- Given task
Identify, in the records below, every line where the string "Улучшение" appears, and copy each such line.

- Exercise input
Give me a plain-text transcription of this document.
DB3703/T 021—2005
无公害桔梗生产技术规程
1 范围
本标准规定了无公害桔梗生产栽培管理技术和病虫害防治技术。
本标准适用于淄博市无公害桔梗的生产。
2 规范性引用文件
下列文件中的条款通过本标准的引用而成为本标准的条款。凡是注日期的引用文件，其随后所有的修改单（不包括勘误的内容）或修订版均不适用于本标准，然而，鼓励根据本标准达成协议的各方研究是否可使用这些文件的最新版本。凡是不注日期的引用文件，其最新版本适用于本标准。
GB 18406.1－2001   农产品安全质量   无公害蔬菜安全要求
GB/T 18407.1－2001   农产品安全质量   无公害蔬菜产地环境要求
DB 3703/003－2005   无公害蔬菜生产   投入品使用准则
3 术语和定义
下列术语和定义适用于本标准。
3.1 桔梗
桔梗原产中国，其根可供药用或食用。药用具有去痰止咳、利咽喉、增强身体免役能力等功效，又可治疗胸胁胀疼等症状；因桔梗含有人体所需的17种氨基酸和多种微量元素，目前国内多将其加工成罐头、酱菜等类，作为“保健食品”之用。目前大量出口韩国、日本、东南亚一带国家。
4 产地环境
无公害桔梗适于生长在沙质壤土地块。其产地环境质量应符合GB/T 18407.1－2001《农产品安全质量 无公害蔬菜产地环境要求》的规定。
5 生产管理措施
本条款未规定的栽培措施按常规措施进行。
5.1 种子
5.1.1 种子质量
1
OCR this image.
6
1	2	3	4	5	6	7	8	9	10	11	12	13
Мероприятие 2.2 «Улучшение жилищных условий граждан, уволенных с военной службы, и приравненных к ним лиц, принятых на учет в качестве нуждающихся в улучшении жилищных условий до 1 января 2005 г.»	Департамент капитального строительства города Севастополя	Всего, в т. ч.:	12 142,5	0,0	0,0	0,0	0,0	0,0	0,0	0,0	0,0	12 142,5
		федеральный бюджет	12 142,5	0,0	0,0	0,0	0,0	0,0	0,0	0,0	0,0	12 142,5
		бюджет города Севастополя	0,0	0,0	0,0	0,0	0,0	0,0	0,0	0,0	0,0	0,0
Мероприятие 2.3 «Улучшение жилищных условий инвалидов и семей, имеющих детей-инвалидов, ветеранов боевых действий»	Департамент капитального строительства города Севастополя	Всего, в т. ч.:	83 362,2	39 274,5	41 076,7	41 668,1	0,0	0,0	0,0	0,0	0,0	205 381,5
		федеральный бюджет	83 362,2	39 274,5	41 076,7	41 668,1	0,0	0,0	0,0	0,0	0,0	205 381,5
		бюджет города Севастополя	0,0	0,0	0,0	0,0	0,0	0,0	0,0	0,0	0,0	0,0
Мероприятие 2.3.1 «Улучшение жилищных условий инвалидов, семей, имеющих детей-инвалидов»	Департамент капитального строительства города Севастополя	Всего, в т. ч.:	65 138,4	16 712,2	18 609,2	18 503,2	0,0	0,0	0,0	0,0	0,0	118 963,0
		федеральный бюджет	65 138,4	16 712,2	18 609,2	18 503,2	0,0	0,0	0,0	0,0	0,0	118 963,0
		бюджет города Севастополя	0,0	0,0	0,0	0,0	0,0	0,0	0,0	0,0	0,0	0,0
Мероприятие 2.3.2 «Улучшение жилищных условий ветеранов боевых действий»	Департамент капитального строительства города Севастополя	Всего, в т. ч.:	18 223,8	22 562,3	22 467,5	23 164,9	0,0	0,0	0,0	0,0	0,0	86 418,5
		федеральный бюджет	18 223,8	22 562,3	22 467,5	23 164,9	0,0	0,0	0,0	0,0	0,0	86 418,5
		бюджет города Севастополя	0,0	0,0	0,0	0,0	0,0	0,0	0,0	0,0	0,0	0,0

- Result of the exercise
Мероприятие 2.2 «Улучшение жилищных условий граждан, уволенных с военной службы, и приравненных к ним лиц, принятых на учет в качестве нуждающихся в улучшении жилищных условий до 1 января 2005 г.»	Департамент капитального строительства города Севастополя	Всего, в т. ч.:	12 142,5	0,0	0,0	0,0	0,0	0,0	0,0	0,0	0,0	12 142,5
Мероприятие 2.3 «Улучшение жилищных условий инвалидов и семей, имеющих детей-инвалидов, ветеранов боевых действий»	Департамент капитального строительства города Севастополя	Всего, в т. ч.:	83 362,2	39 274,5	41 076,7	41 668,1	0,0	0,0	0,0	0,0	0,0	205 381,5
Мероприятие 2.3.1 «Улучшение жилищных условий инвалидов, семей, имеющих детей-инвалидов»	Департамент капитального строительства города Севастополя	Всего, в т. ч.:	65 138,4	16 712,2	18 609,2	18 503,2	0,0	0,0	0,0	0,0	0,0	118 963,0
Мероприятие 2.3.2 «Улучшение жилищных условий ветеранов боевых действий»	Департамент капитального строительства города Севастополя	Всего, в т. ч.:	18 223,8	22 562,3	22 467,5	23 164,9	0,0	0,0	0,0	0,0	0,0	86 418,5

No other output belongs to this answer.